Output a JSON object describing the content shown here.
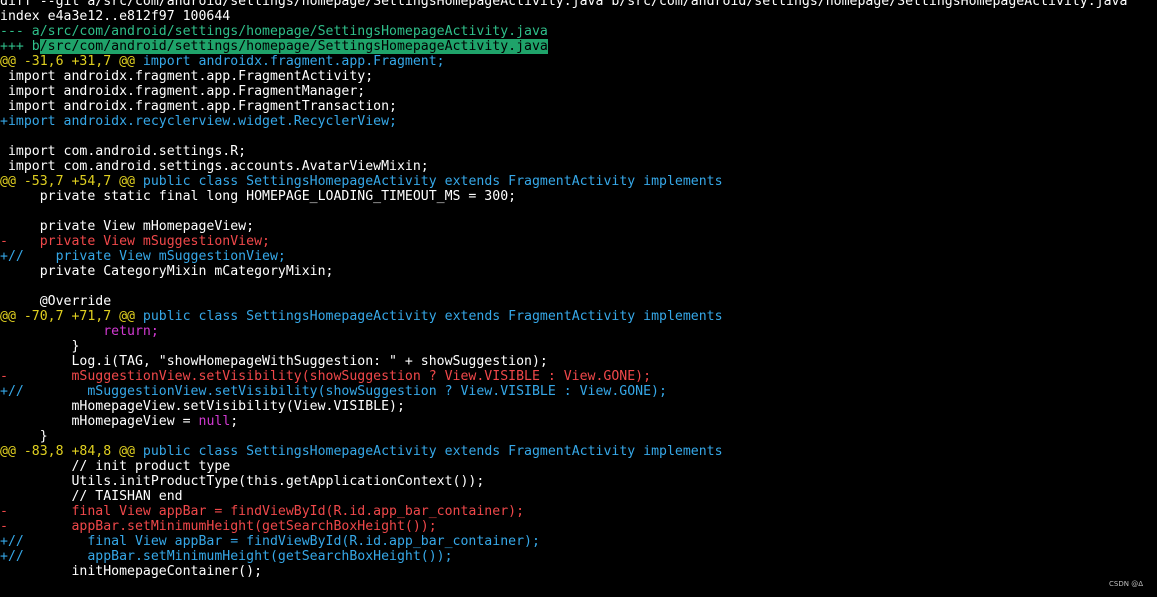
{
  "terminal": {
    "lines": [
      [
        [
          "diff --git a/src/com/android/settings/homepage/SettingsHomepageActivity.java b/src/com/android/settings/homepage/SettingsHomepageActivity.java",
          "white"
        ]
      ],
      [
        [
          "index e4a3e12..e812f97 100644",
          "white"
        ]
      ],
      [
        [
          "--- a",
          "green"
        ],
        [
          "/src/com/android/settings/homepage/SettingsHomepageActivity.java",
          "green"
        ]
      ],
      [
        [
          "+++ b",
          "green"
        ],
        [
          "/src/com/android/settings/homepage/SettingsHomepageActivity.java",
          "hl"
        ]
      ],
      [
        [
          "@@ -31,6 +31,7 @@",
          "yellow"
        ],
        [
          " import androidx.fragment.app.Fragment;",
          "cyan"
        ]
      ],
      [
        [
          " import androidx.fragment.app.FragmentActivity;",
          "white"
        ]
      ],
      [
        [
          " import androidx.fragment.app.FragmentManager;",
          "white"
        ]
      ],
      [
        [
          " import androidx.fragment.app.FragmentTransaction;",
          "white"
        ]
      ],
      [
        [
          "+import androidx.recyclerview.widget.RecyclerView;",
          "cyan"
        ]
      ],
      [
        [
          "",
          "white"
        ]
      ],
      [
        [
          " import com.android.settings.R;",
          "white"
        ]
      ],
      [
        [
          " import com.android.settings.accounts.AvatarViewMixin;",
          "white"
        ]
      ],
      [
        [
          "@@ -53,7 +54,7 @@",
          "yellow"
        ],
        [
          " public class ",
          "cyan"
        ],
        [
          "SettingsHomepageActivity",
          "cyan"
        ],
        [
          " extends ",
          "cyan"
        ],
        [
          "FragmentActivity",
          "cyan"
        ],
        [
          " implements",
          "cyan"
        ]
      ],
      [
        [
          "     private static final long HOMEPAGE_LOADING_TIMEOUT_MS = 300;",
          "white"
        ]
      ],
      [
        [
          "",
          "white"
        ]
      ],
      [
        [
          "     private View mHomepageView;",
          "white"
        ]
      ],
      [
        [
          "-    private View mSuggestionView;",
          "red"
        ]
      ],
      [
        [
          "+//    private View mSuggestionView;",
          "cyan"
        ]
      ],
      [
        [
          "     private CategoryMixin mCategoryMixin;",
          "white"
        ]
      ],
      [
        [
          "",
          "white"
        ]
      ],
      [
        [
          "     @Override",
          "white"
        ]
      ],
      [
        [
          "@@ -70,7 +71,7 @@",
          "yellow"
        ],
        [
          " public class ",
          "cyan"
        ],
        [
          "SettingsHomepageActivity",
          "cyan"
        ],
        [
          " extends ",
          "cyan"
        ],
        [
          "FragmentActivity",
          "cyan"
        ],
        [
          " implements",
          "cyan"
        ]
      ],
      [
        [
          "             ",
          "white"
        ],
        [
          "return;",
          "magenta"
        ]
      ],
      [
        [
          "         }",
          "white"
        ]
      ],
      [
        [
          "         Log.i(TAG, \"showHomepageWithSuggestion: \" + showSuggestion);",
          "white"
        ]
      ],
      [
        [
          "-        mSuggestionView.setVisibility(showSuggestion ? View.VISIBLE : View.GONE);",
          "red"
        ]
      ],
      [
        [
          "+//        mSuggestionView.setVisibility(showSuggestion ? View.VISIBLE : View.GONE);",
          "cyan"
        ]
      ],
      [
        [
          "         mHomepageView.setVisibility(View.VISIBLE);",
          "white"
        ]
      ],
      [
        [
          "         mHomepageView = ",
          "white"
        ],
        [
          "null",
          "magenta"
        ],
        [
          ";",
          "white"
        ]
      ],
      [
        [
          "     }",
          "white"
        ]
      ],
      [
        [
          "@@ -83,8 +84,8 @@",
          "yellow"
        ],
        [
          " public class ",
          "cyan"
        ],
        [
          "SettingsHomepageActivity",
          "cyan"
        ],
        [
          " extends ",
          "cyan"
        ],
        [
          "FragmentActivity",
          "cyan"
        ],
        [
          " implements",
          "cyan"
        ]
      ],
      [
        [
          "         // init product type",
          "white"
        ]
      ],
      [
        [
          "         Utils.initProductType(this.getApplicationContext());",
          "white"
        ]
      ],
      [
        [
          "         // TAISHAN end",
          "white"
        ]
      ],
      [
        [
          "-        final View appBar = findViewById(R.id.app_bar_container);",
          "red"
        ]
      ],
      [
        [
          "-        appBar.setMinimumHeight(getSearchBoxHeight());",
          "red"
        ]
      ],
      [
        [
          "+//        final View appBar = findViewById(R.id.app_bar_container);",
          "cyan"
        ]
      ],
      [
        [
          "+//        appBar.setMinimumHeight(getSearchBoxHeight());",
          "cyan"
        ]
      ],
      [
        [
          "         initHomepageContainer();",
          "white"
        ]
      ]
    ]
  },
  "watermark": "CSDN @Δ"
}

- [The exercise]
Quote every line word for word and keep the images out of the copy.

- [Response]
Output a JSON object describing the content shown here.
{
  "terminal": {
    "lines": [
      [
        [
          "diff --git a/src/com/android/settings/homepage/SettingsHomepageActivity.java b/src/com/android/settings/homepage/SettingsHomepageActivity.java",
          "white"
        ]
      ],
      [
        [
          "index e4a3e12..e812f97 100644",
          "white"
        ]
      ],
      [
        [
          "--- a",
          "green"
        ],
        [
          "/src/com/android/settings/homepage/SettingsHomepageActivity.java",
          "green"
        ]
      ],
      [
        [
          "+++ b",
          "green"
        ],
        [
          "/src/com/android/settings/homepage/SettingsHomepageActivity.java",
          "hl"
        ]
      ],
      [
        [
          "@@ -31,6 +31,7 @@",
          "yellow"
        ],
        [
          " import androidx.fragment.app.Fragment;",
          "cyan"
        ]
      ],
      [
        [
          " import androidx.fragment.app.FragmentActivity;",
          "white"
        ]
      ],
      [
        [
          " import androidx.fragment.app.FragmentManager;",
          "white"
        ]
      ],
      [
        [
          " import androidx.fragment.app.FragmentTransaction;",
          "white"
        ]
      ],
      [
        [
          "+import androidx.recyclerview.widget.RecyclerView;",
          "cyan"
        ]
      ],
      [
        [
          "",
          "white"
        ]
      ],
      [
        [
          " import com.android.settings.R;",
          "white"
        ]
      ],
      [
        [
          " import com.android.settings.accounts.AvatarViewMixin;",
          "white"
        ]
      ],
      [
        [
          "@@ -53,7 +54,7 @@",
          "yellow"
        ],
        [
          " public class ",
          "cyan"
        ],
        [
          "SettingsHomepageActivity",
          "cyan"
        ],
        [
          " extends ",
          "cyan"
        ],
        [
          "FragmentActivity",
          "cyan"
        ],
        [
          " implements",
          "cyan"
        ]
      ],
      [
        [
          "     private static final long HOMEPAGE_LOADING_TIMEOUT_MS = 300;",
          "white"
        ]
      ],
      [
        [
          "",
          "white"
        ]
      ],
      [
        [
          "     private View mHomepageView;",
          "white"
        ]
      ],
      [
        [
          "-    private View mSuggestionView;",
          "red"
        ]
      ],
      [
        [
          "+//    private View mSuggestionView;",
          "cyan"
        ]
      ],
      [
        [
          "     private CategoryMixin mCategoryMixin;",
          "white"
        ]
      ],
      [
        [
          "",
          "white"
        ]
      ],
      [
        [
          "     @Override",
          "white"
        ]
      ],
      [
        [
          "@@ -70,7 +71,7 @@",
          "yellow"
        ],
        [
          " public class ",
          "cyan"
        ],
        [
          "SettingsHomepageActivity",
          "cyan"
        ],
        [
          " extends ",
          "cyan"
        ],
        [
          "FragmentActivity",
          "cyan"
        ],
        [
          " implements",
          "cyan"
        ]
      ],
      [
        [
          "             ",
          "white"
        ],
        [
          "return;",
          "magenta"
        ]
      ],
      [
        [
          "         }",
          "white"
        ]
      ],
      [
        [
          "         Log.i(TAG, \"showHomepageWithSuggestion: \" + showSuggestion);",
          "white"
        ]
      ],
      [
        [
          "-        mSuggestionView.setVisibility(showSuggestion ? View.VISIBLE : View.GONE);",
          "red"
        ]
      ],
      [
        [
          "+//        mSuggestionView.setVisibility(showSuggestion ? View.VISIBLE : View.GONE);",
          "cyan"
        ]
      ],
      [
        [
          "         mHomepageView.setVisibility(View.VISIBLE);",
          "white"
        ]
      ],
      [
        [
          "         mHomepageView = ",
          "white"
        ],
        [
          "null",
          "magenta"
        ],
        [
          ";",
          "white"
        ]
      ],
      [
        [
          "     }",
          "white"
        ]
      ],
      [
        [
          "@@ -83,8 +84,8 @@",
          "yellow"
        ],
        [
          " public class ",
          "cyan"
        ],
        [
          "SettingsHomepageActivity",
          "cyan"
        ],
        [
          " extends ",
          "cyan"
        ],
        [
          "FragmentActivity",
          "cyan"
        ],
        [
          " implements",
          "cyan"
        ]
      ],
      [
        [
          "         // init product type",
          "white"
        ]
      ],
      [
        [
          "         Utils.initProductType(this.getApplicationContext());",
          "white"
        ]
      ],
      [
        [
          "         // TAISHAN end",
          "white"
        ]
      ],
      [
        [
          "-        final View appBar = findViewById(R.id.app_bar_container);",
          "red"
        ]
      ],
      [
        [
          "-        appBar.setMinimumHeight(getSearchBoxHeight());",
          "red"
        ]
      ],
      [
        [
          "+//        final View appBar = findViewById(R.id.app_bar_container);",
          "cyan"
        ]
      ],
      [
        [
          "+//        appBar.setMinimumHeight(getSearchBoxHeight());",
          "cyan"
        ]
      ],
      [
        [
          "         initHomepageContainer();",
          "white"
        ]
      ]
    ]
  },
  "watermark": "CSDN @Δ"
}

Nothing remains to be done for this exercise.